**To be done**
Reading down the listing below, count the lines where the word "JSON" shows up, then give only that count.

## Start Records for processing

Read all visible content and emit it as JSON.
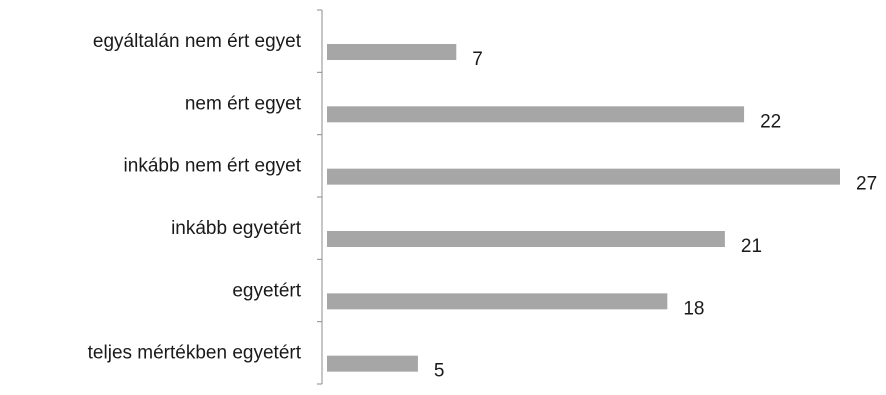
{
  "chart_data": {
    "type": "bar",
    "orientation": "horizontal",
    "categories": [
      "egyáltalán nem ért egyet",
      "nem ért egyet",
      "inkább nem ért egyet",
      "inkább egyetért",
      "egyetért",
      "teljes mértékben egyetért"
    ],
    "values": [
      7,
      22,
      27,
      21,
      18,
      5
    ],
    "title": "",
    "xlabel": "",
    "ylabel": "",
    "xlim": [
      0,
      27
    ],
    "grid": false,
    "legend": "none",
    "data_labels": true,
    "colors": {
      "bar": "#a6a6a6",
      "axis": "#8c8c8c",
      "text": "#1a1a1a"
    }
  }
}
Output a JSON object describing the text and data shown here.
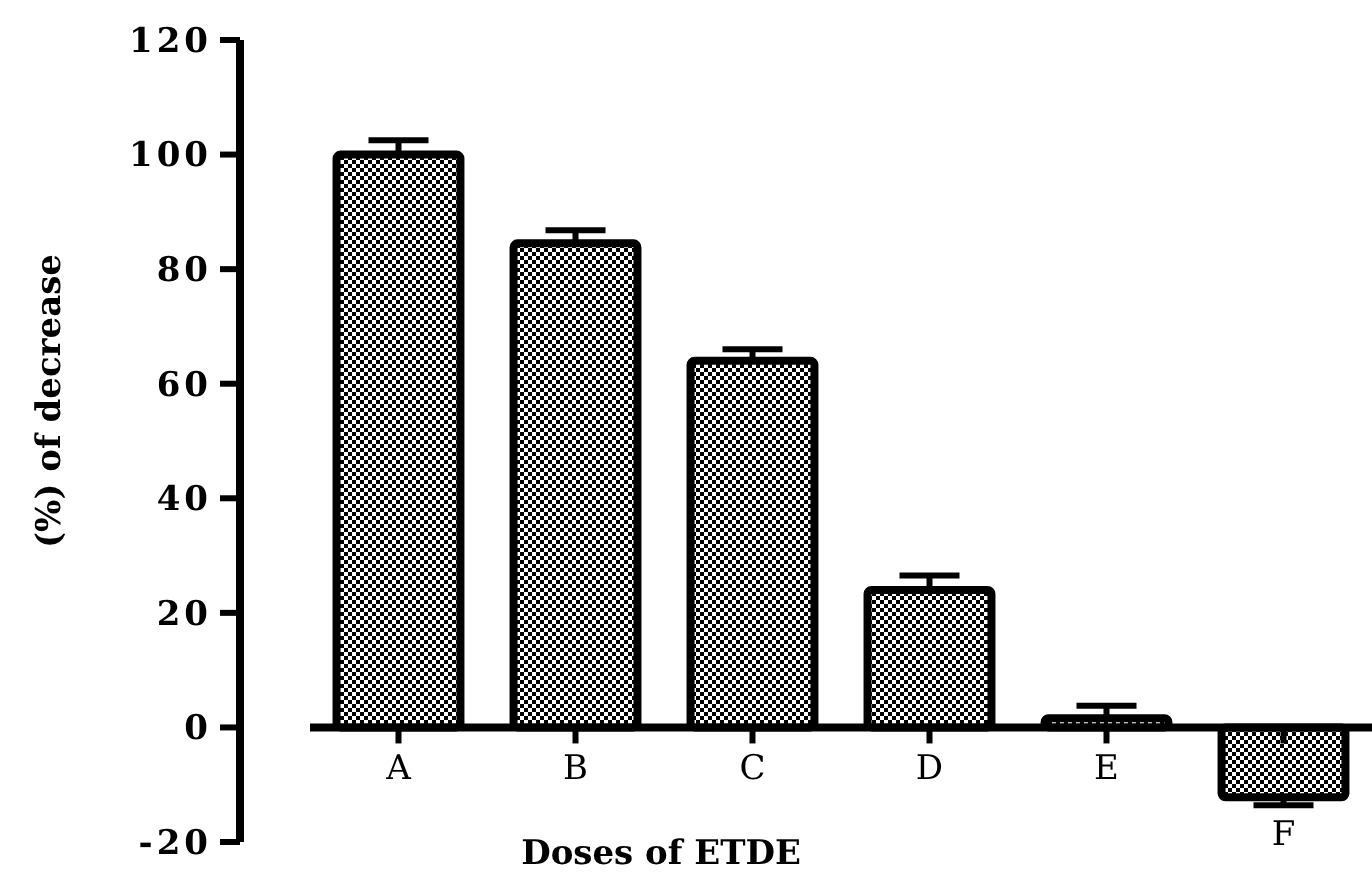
{
  "chart_data": {
    "type": "bar",
    "xlabel": "Doses of ETDE",
    "ylabel": "(%) of decrease",
    "categories": [
      "A",
      "B",
      "C",
      "D",
      "E",
      "F"
    ],
    "values": [
      100,
      84.5,
      64,
      24,
      1.6,
      -12.2
    ],
    "errors": [
      [
        100,
        102.5
      ],
      [
        84.5,
        86.8
      ],
      [
        64,
        66
      ],
      [
        24,
        26.5
      ],
      [
        1.6,
        3.8
      ],
      [
        -13.6,
        -12.2
      ]
    ],
    "color": "#000000",
    "ylim": [
      -20,
      120
    ],
    "yticks": [
      -20,
      0,
      20,
      40,
      60,
      80,
      100,
      120
    ],
    "grid": false
  }
}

## End Records for processing

**Final result**
2